_To be done:_ In the listing below, count each line containing "aziende" and answer with the count only.

Stored records:
>>
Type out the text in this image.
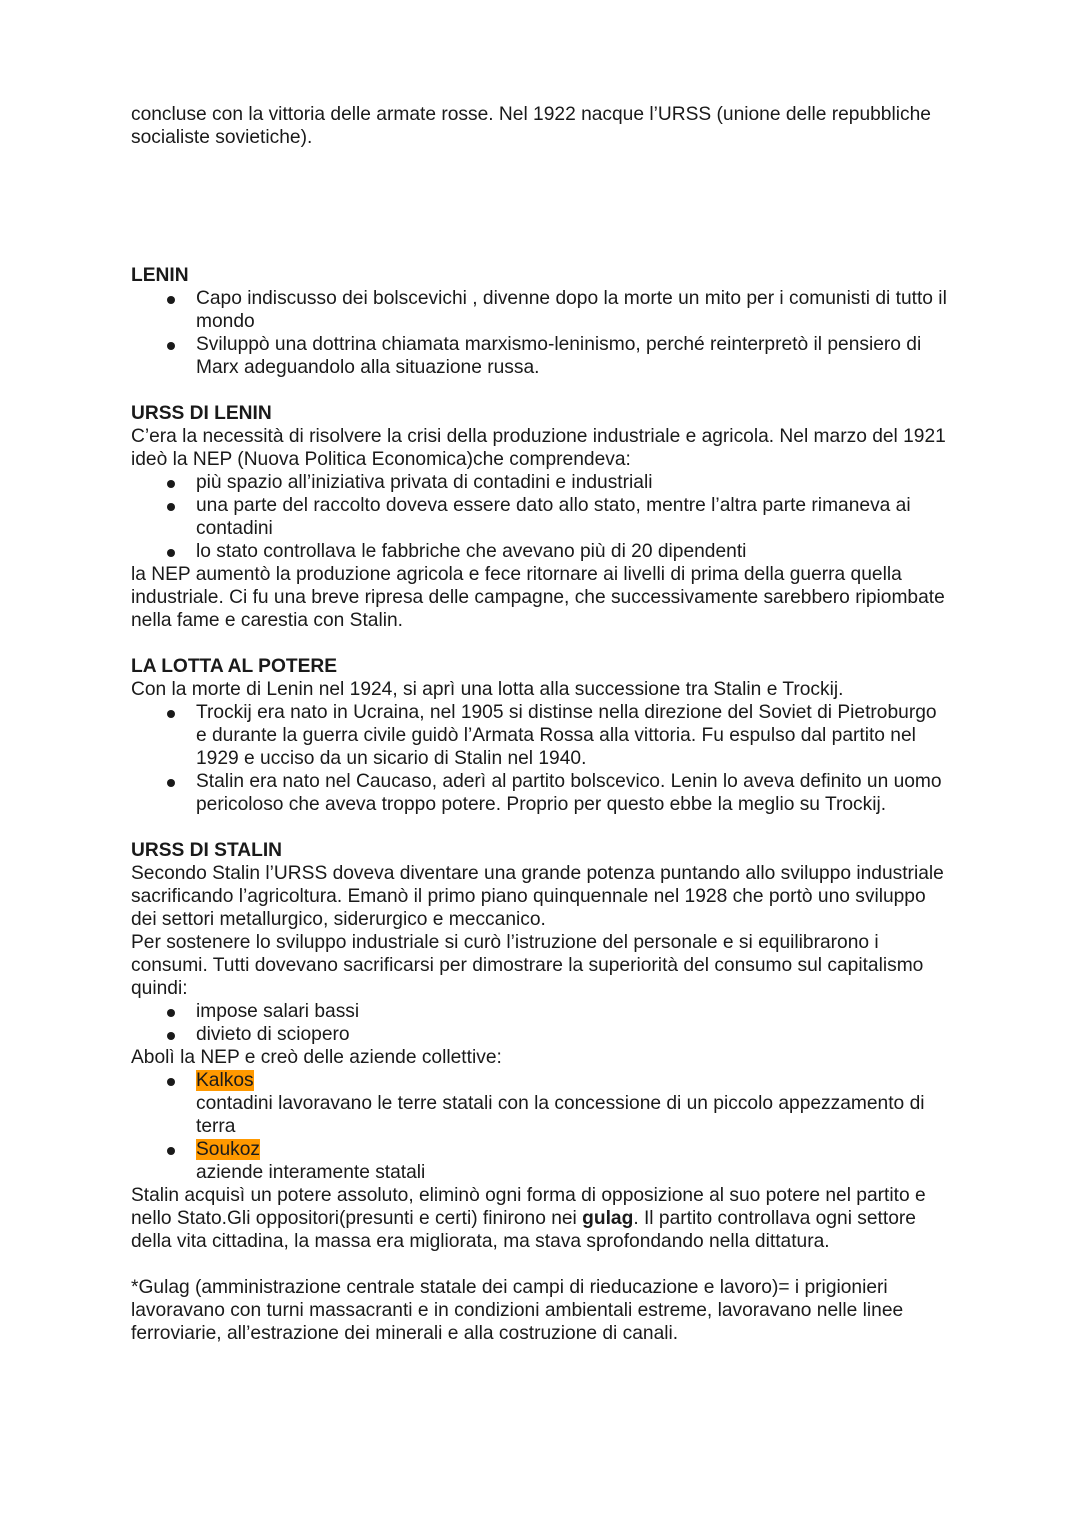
concluse con la vittoria delle armate rosse. Nel 1922 nacque l’URSS (unione delle repubbliche socialiste sovietiche).

LENIN
Capo indiscusso dei bolscevichi , divenne dopo la morte un mito per i comunisti di tutto il mondo
Sviluppò una dottrina chiamata marxismo-leninismo, perché reinterpretò il pensiero di Marx adeguandolo alla situazione russa.
URSS DI LENIN

C’era la necessità di risolvere la crisi della produzione industriale e agricola. Nel marzo del 1921 ideò la NEP (Nuova Politica Economica)che comprendeva:

più spazio all’iniziativa privata di contadini e industriali
una parte del raccolto doveva essere dato allo stato, mentre l’altra parte rimaneva ai contadini
lo stato controllava le fabbriche che avevano più di 20 dipendenti

la NEP aumentò la produzione agricola e fece ritornare ai livelli di prima della guerra quella industriale. Ci fu una breve ripresa delle campagne, che successivamente sarebbero ripiombate nella fame e carestia con Stalin.

LA LOTTA AL POTERE

Con la morte di Lenin nel 1924, si aprì una lotta alla successione tra Stalin e Trockij.

Trockij era nato in Ucraina, nel 1905 si distinse nella direzione del Soviet di Pietroburgo e durante la guerra civile guidò l’Armata Rossa alla vittoria. Fu espulso dal partito nel 1929 e ucciso da un sicario di Stalin nel 1940.
Stalin era nato nel Caucaso, aderì al partito bolscevico. Lenin lo aveva definito un uomo pericoloso che aveva troppo potere. Proprio per questo ebbe la meglio su Trockij.
URSS DI STALIN

Secondo Stalin l’URSS doveva diventare una grande potenza puntando allo sviluppo industriale sacrificando l’agricoltura. Emanò il primo piano quinquennale nel 1928 che portò uno sviluppo dei settori metallurgico, siderurgico e meccanico.

Per sostenere lo sviluppo industriale si curò l’istruzione del personale e si equilibrarono i consumi. Tutti dovevano sacrificarsi per dimostrare la superiorità del consumo sul capitalismo quindi:

impose salari bassi
divieto di sciopero

Abolì la NEP e creò delle aziende collettive:

Kalkos
contadini lavoravano le terre statali con la concessione di un piccolo appezzamento di terra
Soukoz
aziende interamente statali

Stalin acquisì un potere assoluto, eliminò ogni forma di opposizione al suo potere nel partito e nello Stato.Gli oppositori(presunti e certi) finirono nei gulag. Il partito controllava ogni settore della vita cittadina, la massa era migliorata, ma stava sprofondando nella dittatura.

*Gulag (amministrazione centrale statale dei campi di rieducazione e lavoro)= i prigionieri lavoravano con turni massacranti e in condizioni ambientali estreme, lavoravano nelle linee ferroviarie, all’estrazione dei minerali e alla costruzione di canali.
<<
_Solved exercise:_ 2